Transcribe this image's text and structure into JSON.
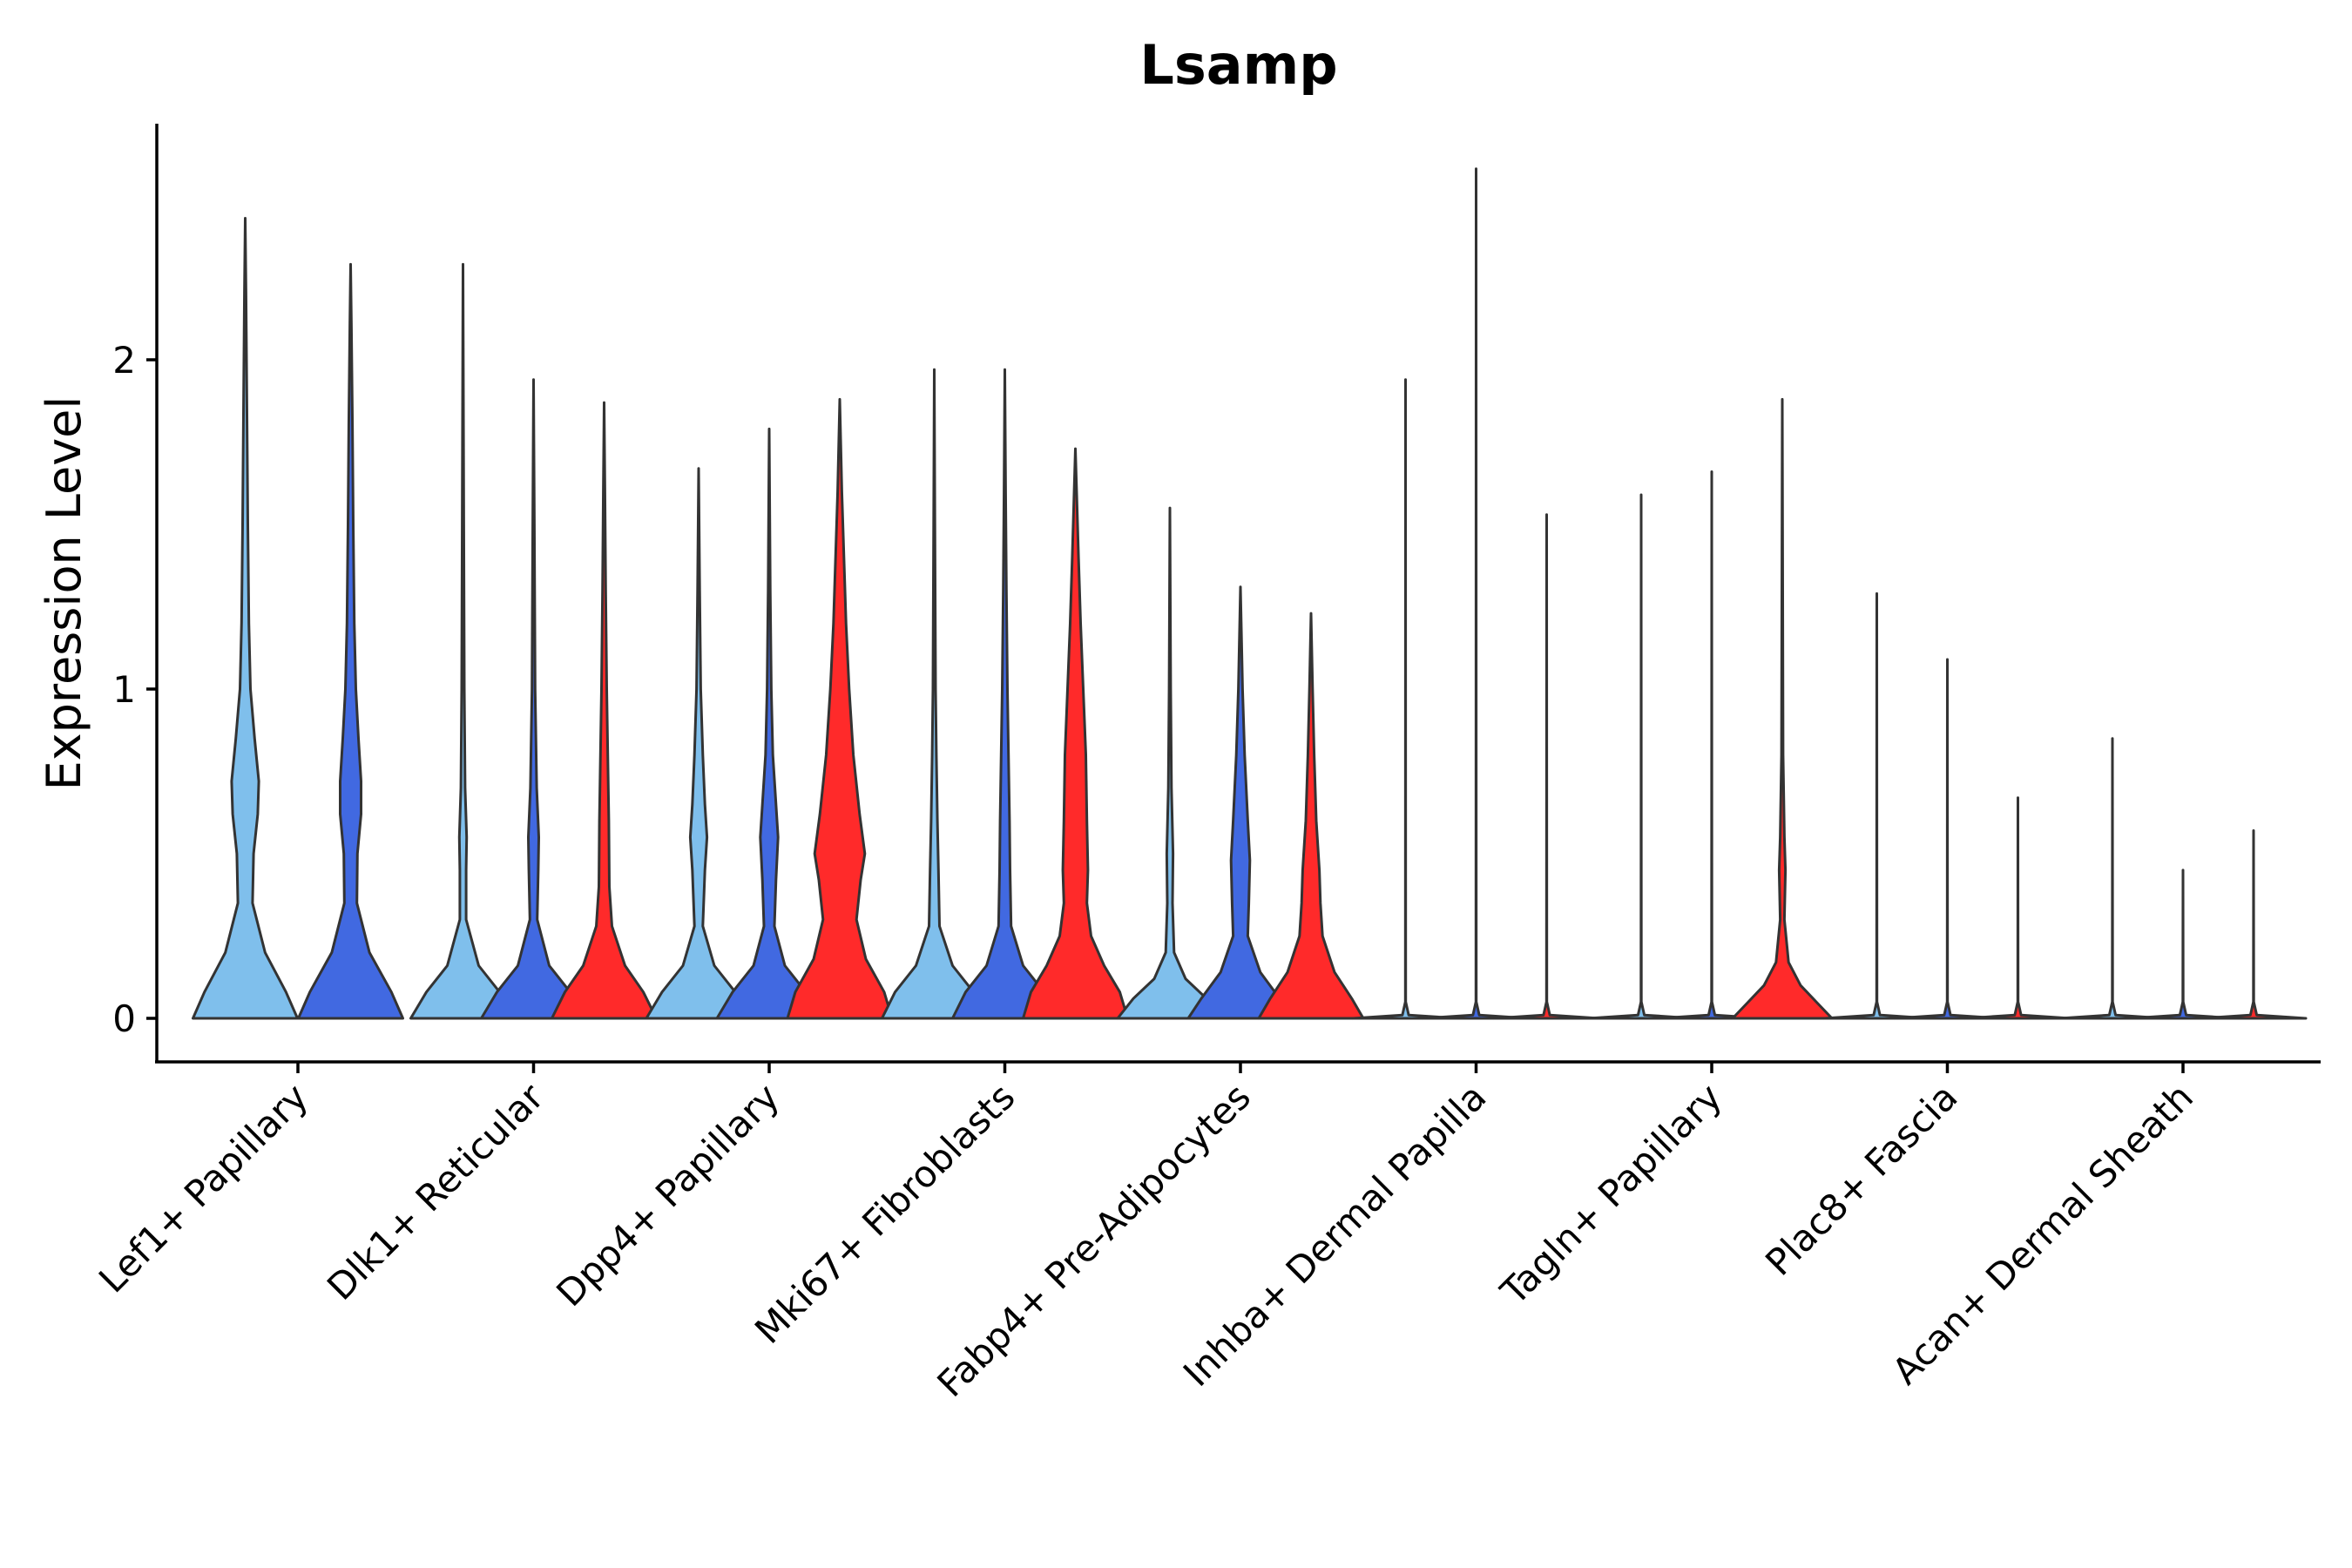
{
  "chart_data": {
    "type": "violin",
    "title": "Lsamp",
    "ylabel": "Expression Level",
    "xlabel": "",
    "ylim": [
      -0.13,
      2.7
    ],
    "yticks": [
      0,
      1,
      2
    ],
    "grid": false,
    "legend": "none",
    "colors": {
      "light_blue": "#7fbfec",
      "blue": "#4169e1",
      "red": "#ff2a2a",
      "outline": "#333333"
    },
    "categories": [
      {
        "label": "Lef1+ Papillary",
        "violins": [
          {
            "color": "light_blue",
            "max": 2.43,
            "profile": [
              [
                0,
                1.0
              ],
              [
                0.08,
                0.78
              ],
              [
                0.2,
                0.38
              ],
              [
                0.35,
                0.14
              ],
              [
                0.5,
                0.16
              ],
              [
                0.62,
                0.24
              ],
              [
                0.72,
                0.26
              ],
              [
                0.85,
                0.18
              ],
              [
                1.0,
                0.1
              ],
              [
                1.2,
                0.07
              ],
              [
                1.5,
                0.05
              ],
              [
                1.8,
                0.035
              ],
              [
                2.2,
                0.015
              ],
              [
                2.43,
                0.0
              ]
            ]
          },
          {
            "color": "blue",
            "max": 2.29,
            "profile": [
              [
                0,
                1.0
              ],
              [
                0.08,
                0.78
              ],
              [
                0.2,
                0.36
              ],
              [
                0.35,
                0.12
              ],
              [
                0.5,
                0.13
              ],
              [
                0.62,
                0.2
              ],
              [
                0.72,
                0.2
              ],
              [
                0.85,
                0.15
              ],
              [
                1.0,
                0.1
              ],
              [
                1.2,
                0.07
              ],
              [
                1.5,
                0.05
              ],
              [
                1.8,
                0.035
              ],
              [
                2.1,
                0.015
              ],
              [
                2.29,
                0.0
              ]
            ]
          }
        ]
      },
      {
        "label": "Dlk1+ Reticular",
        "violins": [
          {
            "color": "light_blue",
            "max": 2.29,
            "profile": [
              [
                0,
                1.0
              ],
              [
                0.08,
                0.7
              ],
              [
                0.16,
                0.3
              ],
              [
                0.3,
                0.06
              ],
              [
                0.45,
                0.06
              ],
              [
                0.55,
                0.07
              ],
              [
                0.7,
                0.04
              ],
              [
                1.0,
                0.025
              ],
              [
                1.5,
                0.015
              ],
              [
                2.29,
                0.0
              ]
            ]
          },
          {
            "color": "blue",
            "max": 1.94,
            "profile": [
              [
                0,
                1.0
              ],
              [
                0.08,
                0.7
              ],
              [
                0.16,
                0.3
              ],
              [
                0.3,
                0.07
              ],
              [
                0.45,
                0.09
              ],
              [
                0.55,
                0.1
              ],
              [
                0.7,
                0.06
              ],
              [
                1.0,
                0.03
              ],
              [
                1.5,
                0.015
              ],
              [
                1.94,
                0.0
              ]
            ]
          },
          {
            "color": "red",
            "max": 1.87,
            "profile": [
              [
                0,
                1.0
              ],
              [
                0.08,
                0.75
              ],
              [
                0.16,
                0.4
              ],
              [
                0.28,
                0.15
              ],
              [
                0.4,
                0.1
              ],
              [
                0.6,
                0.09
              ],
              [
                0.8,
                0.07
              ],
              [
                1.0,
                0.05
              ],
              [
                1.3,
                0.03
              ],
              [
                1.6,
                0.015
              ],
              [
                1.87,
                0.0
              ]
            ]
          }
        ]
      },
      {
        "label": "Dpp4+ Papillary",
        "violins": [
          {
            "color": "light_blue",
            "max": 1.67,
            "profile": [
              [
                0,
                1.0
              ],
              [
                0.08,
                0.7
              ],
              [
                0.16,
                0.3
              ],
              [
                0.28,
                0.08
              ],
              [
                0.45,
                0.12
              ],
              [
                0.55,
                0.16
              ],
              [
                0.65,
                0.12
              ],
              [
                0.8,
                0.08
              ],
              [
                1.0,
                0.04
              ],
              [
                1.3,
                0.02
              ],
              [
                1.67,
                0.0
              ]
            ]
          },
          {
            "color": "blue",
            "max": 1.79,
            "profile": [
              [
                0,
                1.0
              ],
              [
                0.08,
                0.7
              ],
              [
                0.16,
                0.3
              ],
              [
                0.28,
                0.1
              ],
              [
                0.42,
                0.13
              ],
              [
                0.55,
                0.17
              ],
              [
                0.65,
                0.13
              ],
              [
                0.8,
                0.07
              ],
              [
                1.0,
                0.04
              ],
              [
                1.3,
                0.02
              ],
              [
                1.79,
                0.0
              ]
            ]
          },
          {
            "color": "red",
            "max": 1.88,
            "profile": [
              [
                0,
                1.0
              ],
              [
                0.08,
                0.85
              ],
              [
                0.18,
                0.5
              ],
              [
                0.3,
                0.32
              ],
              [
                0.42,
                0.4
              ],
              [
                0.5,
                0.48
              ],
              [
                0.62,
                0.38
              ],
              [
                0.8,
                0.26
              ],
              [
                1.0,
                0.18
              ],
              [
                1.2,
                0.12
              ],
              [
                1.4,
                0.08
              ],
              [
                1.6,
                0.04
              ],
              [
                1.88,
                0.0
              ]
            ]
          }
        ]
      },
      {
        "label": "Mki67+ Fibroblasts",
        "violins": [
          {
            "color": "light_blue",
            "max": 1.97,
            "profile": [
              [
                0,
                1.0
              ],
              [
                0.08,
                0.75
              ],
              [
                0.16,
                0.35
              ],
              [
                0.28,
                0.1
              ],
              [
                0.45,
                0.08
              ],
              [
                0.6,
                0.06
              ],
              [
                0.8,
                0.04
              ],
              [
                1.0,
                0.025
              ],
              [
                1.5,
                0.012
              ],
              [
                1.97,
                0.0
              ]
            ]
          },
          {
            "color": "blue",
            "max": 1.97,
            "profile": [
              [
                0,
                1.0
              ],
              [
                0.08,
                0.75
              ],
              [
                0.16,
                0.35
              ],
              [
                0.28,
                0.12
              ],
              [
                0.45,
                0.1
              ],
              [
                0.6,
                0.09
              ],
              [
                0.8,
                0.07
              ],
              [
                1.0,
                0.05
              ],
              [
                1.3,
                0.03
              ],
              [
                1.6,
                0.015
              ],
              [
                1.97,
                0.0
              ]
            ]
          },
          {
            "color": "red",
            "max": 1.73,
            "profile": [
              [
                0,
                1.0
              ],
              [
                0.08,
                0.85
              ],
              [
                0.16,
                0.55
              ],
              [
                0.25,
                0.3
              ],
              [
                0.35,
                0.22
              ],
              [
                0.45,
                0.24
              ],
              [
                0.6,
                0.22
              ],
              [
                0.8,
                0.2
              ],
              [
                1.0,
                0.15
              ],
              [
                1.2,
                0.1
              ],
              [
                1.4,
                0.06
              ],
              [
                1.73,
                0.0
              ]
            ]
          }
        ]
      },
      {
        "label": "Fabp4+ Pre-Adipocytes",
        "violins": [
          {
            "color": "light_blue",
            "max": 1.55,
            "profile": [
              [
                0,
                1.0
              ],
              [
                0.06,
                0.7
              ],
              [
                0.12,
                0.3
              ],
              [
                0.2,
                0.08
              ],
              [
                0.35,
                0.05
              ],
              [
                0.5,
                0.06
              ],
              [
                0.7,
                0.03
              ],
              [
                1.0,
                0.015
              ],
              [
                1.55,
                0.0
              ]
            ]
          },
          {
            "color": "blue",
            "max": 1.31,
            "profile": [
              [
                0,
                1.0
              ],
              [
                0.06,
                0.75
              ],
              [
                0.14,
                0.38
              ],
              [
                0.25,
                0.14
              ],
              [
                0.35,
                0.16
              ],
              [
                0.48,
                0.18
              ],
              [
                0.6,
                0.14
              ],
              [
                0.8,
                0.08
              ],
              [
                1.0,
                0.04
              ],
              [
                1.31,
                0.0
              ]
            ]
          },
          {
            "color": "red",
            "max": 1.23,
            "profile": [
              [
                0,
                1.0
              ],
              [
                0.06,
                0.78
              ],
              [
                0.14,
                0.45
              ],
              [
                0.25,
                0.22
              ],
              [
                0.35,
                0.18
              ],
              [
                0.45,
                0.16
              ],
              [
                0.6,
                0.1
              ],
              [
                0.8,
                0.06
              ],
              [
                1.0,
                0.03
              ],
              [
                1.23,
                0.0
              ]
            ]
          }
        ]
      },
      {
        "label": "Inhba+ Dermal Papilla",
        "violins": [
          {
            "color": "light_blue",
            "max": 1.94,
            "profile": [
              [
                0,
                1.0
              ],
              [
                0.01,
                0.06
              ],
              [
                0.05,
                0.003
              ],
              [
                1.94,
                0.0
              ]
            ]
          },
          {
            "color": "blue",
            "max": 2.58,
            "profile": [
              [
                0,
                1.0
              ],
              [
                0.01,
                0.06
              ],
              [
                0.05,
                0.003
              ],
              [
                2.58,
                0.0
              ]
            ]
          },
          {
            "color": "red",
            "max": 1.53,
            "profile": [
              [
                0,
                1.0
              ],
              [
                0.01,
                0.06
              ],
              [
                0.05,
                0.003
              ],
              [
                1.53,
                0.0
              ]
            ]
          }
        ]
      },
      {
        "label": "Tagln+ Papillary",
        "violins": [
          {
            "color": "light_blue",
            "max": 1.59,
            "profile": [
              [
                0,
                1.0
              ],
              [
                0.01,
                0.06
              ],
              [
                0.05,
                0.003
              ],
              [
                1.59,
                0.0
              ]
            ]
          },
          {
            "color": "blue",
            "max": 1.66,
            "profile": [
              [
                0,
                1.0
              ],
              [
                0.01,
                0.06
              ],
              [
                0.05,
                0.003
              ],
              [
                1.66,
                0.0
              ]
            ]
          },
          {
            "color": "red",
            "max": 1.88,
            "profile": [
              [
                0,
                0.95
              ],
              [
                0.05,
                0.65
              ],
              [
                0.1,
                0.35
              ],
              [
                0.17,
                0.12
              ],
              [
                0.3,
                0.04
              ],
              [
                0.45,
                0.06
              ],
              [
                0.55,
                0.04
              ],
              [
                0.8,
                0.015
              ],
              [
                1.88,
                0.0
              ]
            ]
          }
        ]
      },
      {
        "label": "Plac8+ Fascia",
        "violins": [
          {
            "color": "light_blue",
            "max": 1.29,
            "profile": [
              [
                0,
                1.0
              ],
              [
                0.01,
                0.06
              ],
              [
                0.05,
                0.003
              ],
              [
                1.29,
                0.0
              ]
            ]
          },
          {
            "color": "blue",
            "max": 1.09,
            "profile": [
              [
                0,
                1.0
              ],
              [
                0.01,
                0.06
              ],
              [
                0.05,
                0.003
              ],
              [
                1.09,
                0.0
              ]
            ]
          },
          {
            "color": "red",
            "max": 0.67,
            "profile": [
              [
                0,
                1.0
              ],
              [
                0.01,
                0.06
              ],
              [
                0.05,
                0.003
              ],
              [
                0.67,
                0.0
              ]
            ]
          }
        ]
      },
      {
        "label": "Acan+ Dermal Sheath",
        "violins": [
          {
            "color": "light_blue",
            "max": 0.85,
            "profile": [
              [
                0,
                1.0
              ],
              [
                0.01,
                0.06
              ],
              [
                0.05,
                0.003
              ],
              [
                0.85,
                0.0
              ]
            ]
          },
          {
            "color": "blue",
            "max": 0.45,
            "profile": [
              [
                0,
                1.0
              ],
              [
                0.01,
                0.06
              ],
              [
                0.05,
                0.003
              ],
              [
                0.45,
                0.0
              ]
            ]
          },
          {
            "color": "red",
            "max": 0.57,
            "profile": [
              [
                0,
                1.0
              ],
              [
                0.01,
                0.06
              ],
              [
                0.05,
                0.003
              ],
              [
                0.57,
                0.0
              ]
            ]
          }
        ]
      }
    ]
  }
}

============

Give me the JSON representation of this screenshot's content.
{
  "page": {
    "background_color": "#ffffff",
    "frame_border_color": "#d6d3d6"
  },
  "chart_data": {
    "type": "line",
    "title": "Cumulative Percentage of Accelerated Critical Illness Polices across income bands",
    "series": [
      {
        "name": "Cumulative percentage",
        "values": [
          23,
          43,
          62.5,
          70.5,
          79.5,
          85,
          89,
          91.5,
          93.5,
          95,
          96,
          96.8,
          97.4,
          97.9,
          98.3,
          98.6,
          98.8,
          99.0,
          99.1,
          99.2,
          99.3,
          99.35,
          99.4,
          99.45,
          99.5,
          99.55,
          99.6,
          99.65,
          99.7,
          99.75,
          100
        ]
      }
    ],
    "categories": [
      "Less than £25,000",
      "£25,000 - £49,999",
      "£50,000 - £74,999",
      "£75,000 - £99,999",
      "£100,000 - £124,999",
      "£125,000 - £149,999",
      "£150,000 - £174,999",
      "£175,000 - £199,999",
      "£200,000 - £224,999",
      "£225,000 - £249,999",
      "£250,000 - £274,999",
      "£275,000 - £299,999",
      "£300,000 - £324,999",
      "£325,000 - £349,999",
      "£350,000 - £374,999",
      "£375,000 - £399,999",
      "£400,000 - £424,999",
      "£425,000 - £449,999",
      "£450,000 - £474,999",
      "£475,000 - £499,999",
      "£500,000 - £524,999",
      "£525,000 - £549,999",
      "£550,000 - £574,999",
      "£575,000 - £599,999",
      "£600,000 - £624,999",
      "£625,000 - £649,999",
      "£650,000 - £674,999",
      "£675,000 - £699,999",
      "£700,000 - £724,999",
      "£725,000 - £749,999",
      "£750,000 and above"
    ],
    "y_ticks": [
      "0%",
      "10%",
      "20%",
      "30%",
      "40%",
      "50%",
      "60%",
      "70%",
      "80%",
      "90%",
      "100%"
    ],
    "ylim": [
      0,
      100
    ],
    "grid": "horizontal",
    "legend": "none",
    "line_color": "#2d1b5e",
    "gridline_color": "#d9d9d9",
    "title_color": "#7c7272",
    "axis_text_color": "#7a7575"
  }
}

============

The problem: Count the lines in the records above that hold the word "Dermal", and give only that number.

Output of the exercise: 2